* **AIM OF THE TASK**:
Exactly one number should make up the answer: how many lines of the listing contain the string "вирусов".

* **MATERIAL FOR THIS EXERCISE**:
=== Section Start ===
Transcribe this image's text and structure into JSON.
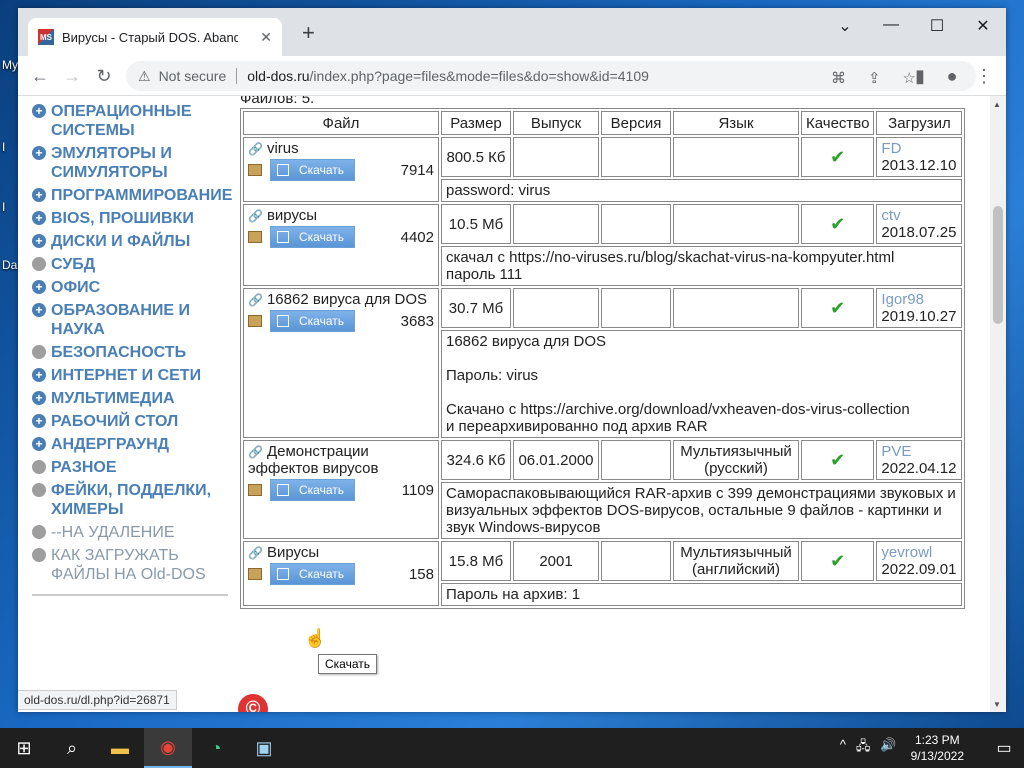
{
  "desktop": {
    "labels": [
      "My",
      "I",
      "I",
      "Da"
    ]
  },
  "browser": {
    "tab_title": "Вирусы - Старый DOS. Abandon",
    "tab_favicon": "MS",
    "new_tab": "+",
    "window_controls": {
      "minimize": "—",
      "maximize": "☐",
      "close": "✕",
      "menu": "⌄"
    },
    "nav": {
      "back": "←",
      "forward": "→",
      "reload": "↻"
    },
    "omnibox": {
      "not_secure": "Not secure",
      "url_host": "old-dos.ru",
      "url_rest": "/index.php?page=files&mode=files&do=show&id=4109"
    },
    "status_url": "old-dos.ru/dl.php?id=26871"
  },
  "menu": [
    {
      "label": "ОПЕРАЦИОННЫЕ СИСТЕМЫ",
      "bullet": "+",
      "style": "blue"
    },
    {
      "label": "ЭМУЛЯТОРЫ И СИМУЛЯТОРЫ",
      "bullet": "+",
      "style": "blue"
    },
    {
      "label": "ПРОГРАММИРОВАНИЕ",
      "bullet": "+",
      "style": "blue"
    },
    {
      "label": "BIOS, прошивки",
      "bullet": "+",
      "style": "blue"
    },
    {
      "label": "ДИСКИ И ФАЙЛЫ",
      "bullet": "+",
      "style": "blue"
    },
    {
      "label": "СУБД",
      "bullet": "",
      "style": "gray"
    },
    {
      "label": "ОФИС",
      "bullet": "+",
      "style": "blue"
    },
    {
      "label": "ОБРАЗОВАНИЕ И НАУКА",
      "bullet": "+",
      "style": "blue"
    },
    {
      "label": "БЕЗОПАСНОСТЬ",
      "bullet": "",
      "style": "gray"
    },
    {
      "label": "ИНТЕРНЕТ И СЕТИ",
      "bullet": "+",
      "style": "blue"
    },
    {
      "label": "МУЛЬТИМЕДИА",
      "bullet": "+",
      "style": "blue"
    },
    {
      "label": "РАБОЧИЙ СТОЛ",
      "bullet": "+",
      "style": "blue"
    },
    {
      "label": "АНДЕРГРАУНД",
      "bullet": "+",
      "style": "blue"
    },
    {
      "label": "РАЗНОЕ",
      "bullet": "",
      "style": "gray"
    },
    {
      "label": "ФЕЙКИ, ПОДДЕЛКИ, ХИМЕРЫ",
      "bullet": "",
      "style": "gray"
    },
    {
      "label": "--НА УДАЛЕНИЕ",
      "bullet": "",
      "style": "plain"
    },
    {
      "label": "КАК ЗАГРУЖАТЬ ФАЙЛЫ НА Old-DOS",
      "bullet": "",
      "style": "plain"
    }
  ],
  "files": {
    "count_label": "Файлов: 5.",
    "headers": [
      "Файл",
      "Размер",
      "Выпуск",
      "Версия",
      "Язык",
      "Качество",
      "Загрузил"
    ],
    "download_label": "Скачать",
    "rows": [
      {
        "name": "virus",
        "count": "7914",
        "size": "800.5 Кб",
        "release": "",
        "version": "",
        "language": "",
        "quality": "✔",
        "uploader": "FD",
        "date": "2013.12.10",
        "note": "password: virus"
      },
      {
        "name": "вирусы",
        "count": "4402",
        "size": "10.5 Мб",
        "release": "",
        "version": "",
        "language": "",
        "quality": "✔",
        "uploader": "ctv",
        "date": "2018.07.25",
        "note": "скачал с https://no-viruses.ru/blog/skachat-virus-na-kompyuter.html\nпароль 111"
      },
      {
        "name": "16862 вируса для DOS",
        "count": "3683",
        "size": "30.7 Мб",
        "release": "",
        "version": "",
        "language": "",
        "quality": "✔",
        "uploader": "Igor98",
        "date": "2019.10.27",
        "note": "16862 вируса для DOS\n\nПароль: virus\n\nСкачано с https://archive.org/download/vxheaven-dos-virus-collection\nи переархивированно под архив RAR"
      },
      {
        "name": "Демонстрации эффектов вирусов",
        "count": "1109",
        "size": "324.6 Кб",
        "release": "06.01.2000",
        "version": "",
        "language": "Мультиязычный (русский)",
        "quality": "✔",
        "uploader": "PVE",
        "date": "2022.04.12",
        "note": "Самораспаковывающийся RAR-архив с 399 демонстрациями звуковых и визуальных эффектов DOS-вирусов, остальные 9 файлов - картинки и звук Windows-вирусов"
      },
      {
        "name": "Вирусы",
        "count": "158",
        "size": "15.8 Мб",
        "release": "2001",
        "version": "",
        "language": "Мультиязычный (английский)",
        "quality": "✔",
        "uploader": "yevrowl",
        "date": "2022.09.01",
        "note": "Пароль на архив: 1"
      }
    ],
    "tooltip": "Скачать"
  },
  "taskbar": {
    "time": "1:23 PM",
    "date": "9/13/2022",
    "tray_icons": [
      "^",
      "🖧",
      "🔊"
    ]
  }
}
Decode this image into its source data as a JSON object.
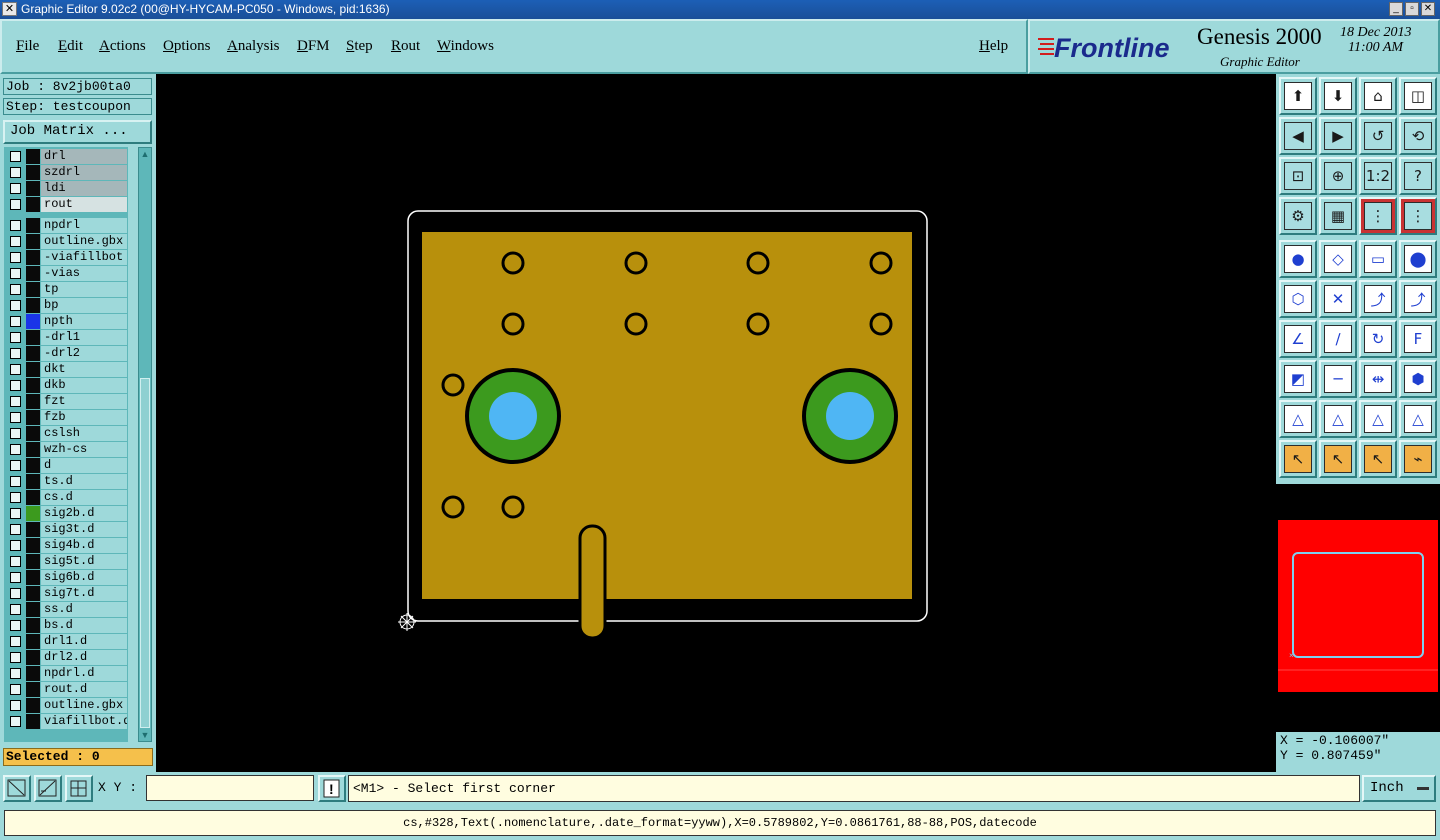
{
  "window": {
    "title": "Graphic Editor 9.02c2 (00@HY-HYCAM-PC050 - Windows, pid:1636)"
  },
  "menu": {
    "items": [
      "File",
      "Edit",
      "Actions",
      "Options",
      "Analysis",
      "DFM",
      "Step",
      "Rout",
      "Windows"
    ],
    "help": "Help"
  },
  "logo": {
    "brand": "Frontline",
    "product": "Genesis 2000",
    "subtitle": "Graphic Editor",
    "date": "18 Dec 2013",
    "time": "11:00 AM"
  },
  "job": {
    "job_label": "Job : 8v2jb00ta0",
    "step_label": "Step: testcoupon",
    "matrix_button": "Job Matrix ..."
  },
  "layers": [
    {
      "name": "drl",
      "color": "#0a0a0a",
      "dim": true
    },
    {
      "name": "szdrl",
      "color": "#0a0a0a",
      "dim": true
    },
    {
      "name": "ldi",
      "color": "#0a0a0a",
      "dim": true
    },
    {
      "name": "rout",
      "color": "#0a0a0a",
      "dim": true,
      "light": true
    },
    {
      "name": "npdrl",
      "color": "#0a0a0a"
    },
    {
      "name": "outline.gbx",
      "color": "#0a0a0a"
    },
    {
      "name": "-viafillbot",
      "color": "#0a0a0a"
    },
    {
      "name": "-vias",
      "color": "#0a0a0a"
    },
    {
      "name": "tp",
      "color": "#0a0a0a"
    },
    {
      "name": "bp",
      "color": "#0a0a0a"
    },
    {
      "name": "npth",
      "color": "#1a35e8"
    },
    {
      "name": "-drl1",
      "color": "#0a0a0a"
    },
    {
      "name": "-drl2",
      "color": "#0a0a0a"
    },
    {
      "name": "dkt",
      "color": "#0a0a0a"
    },
    {
      "name": "dkb",
      "color": "#0a0a0a"
    },
    {
      "name": "fzt",
      "color": "#0a0a0a"
    },
    {
      "name": "fzb",
      "color": "#0a0a0a"
    },
    {
      "name": "cslsh",
      "color": "#0a0a0a"
    },
    {
      "name": "wzh-cs",
      "color": "#0a0a0a"
    },
    {
      "name": "d",
      "color": "#0a0a0a"
    },
    {
      "name": "ts.d",
      "color": "#0a0a0a"
    },
    {
      "name": "cs.d",
      "color": "#0a0a0a"
    },
    {
      "name": "sig2b.d",
      "color": "#3c9a1e"
    },
    {
      "name": "sig3t.d",
      "color": "#0a0a0a"
    },
    {
      "name": "sig4b.d",
      "color": "#0a0a0a"
    },
    {
      "name": "sig5t.d",
      "color": "#0a0a0a"
    },
    {
      "name": "sig6b.d",
      "color": "#0a0a0a"
    },
    {
      "name": "sig7t.d",
      "color": "#0a0a0a"
    },
    {
      "name": "ss.d",
      "color": "#0a0a0a"
    },
    {
      "name": "bs.d",
      "color": "#0a0a0a"
    },
    {
      "name": "drl1.d",
      "color": "#0a0a0a"
    },
    {
      "name": "drl2.d",
      "color": "#0a0a0a"
    },
    {
      "name": "npdrl.d",
      "color": "#0a0a0a"
    },
    {
      "name": "rout.d",
      "color": "#0a0a0a"
    },
    {
      "name": "outline.gbx",
      "color": "#0a0a0a"
    },
    {
      "name": "viafillbot.d",
      "color": "#0a0a0a"
    }
  ],
  "selected": "Selected : 0",
  "coordinates": {
    "x": "X = -0.106007\"",
    "y": "Y = 0.807459\""
  },
  "bottom": {
    "xy_label": "X Y :",
    "xy_value": "",
    "prompt": "<M1> - Select first corner",
    "units": "Inch",
    "status": "cs,#328,Text(.nomenclature,.date_format=yyww),X=0.5789802,Y=0.0861761,88-88,POS,datecode"
  },
  "colors": {
    "board": "#b8900c",
    "pad_ring": "#3c9a1e",
    "hole": "#4fb6f4",
    "panel": "#9ed9da",
    "overview_red": "#ff0000"
  }
}
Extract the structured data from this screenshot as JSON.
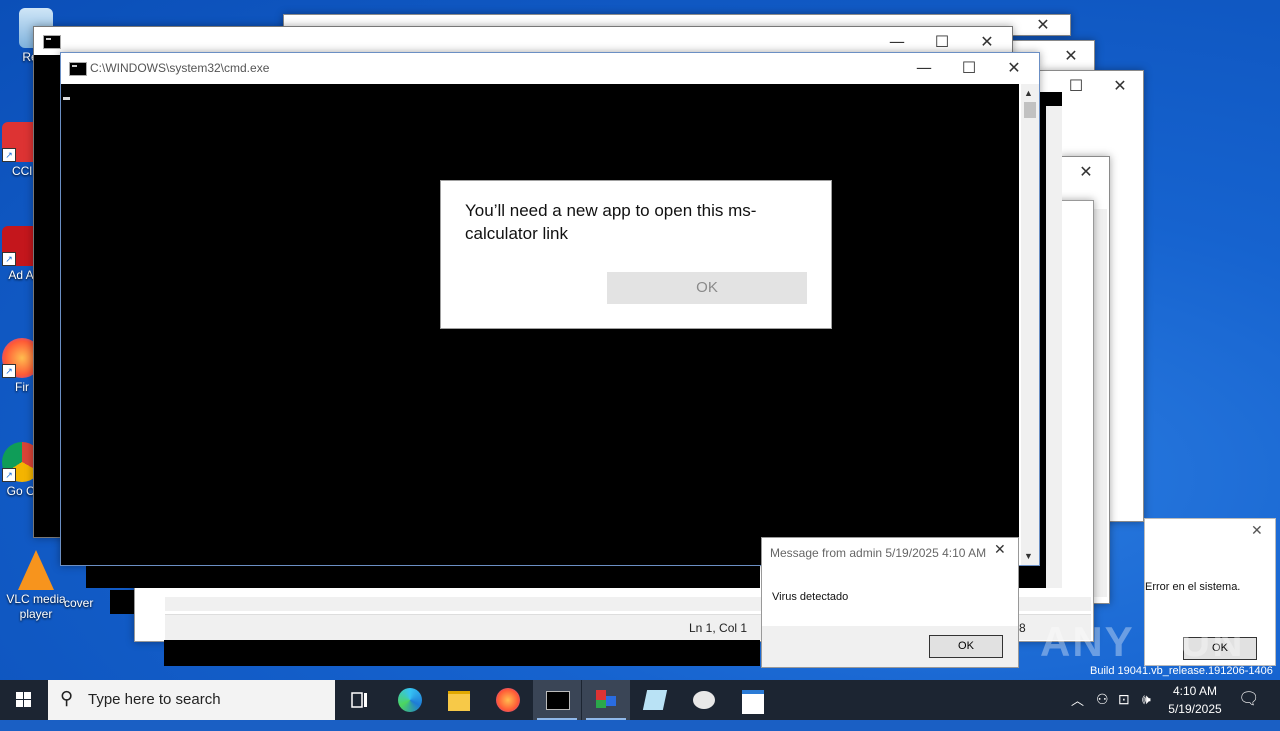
=== Section End ===
* **RESULT FOR THIS TASK**:
2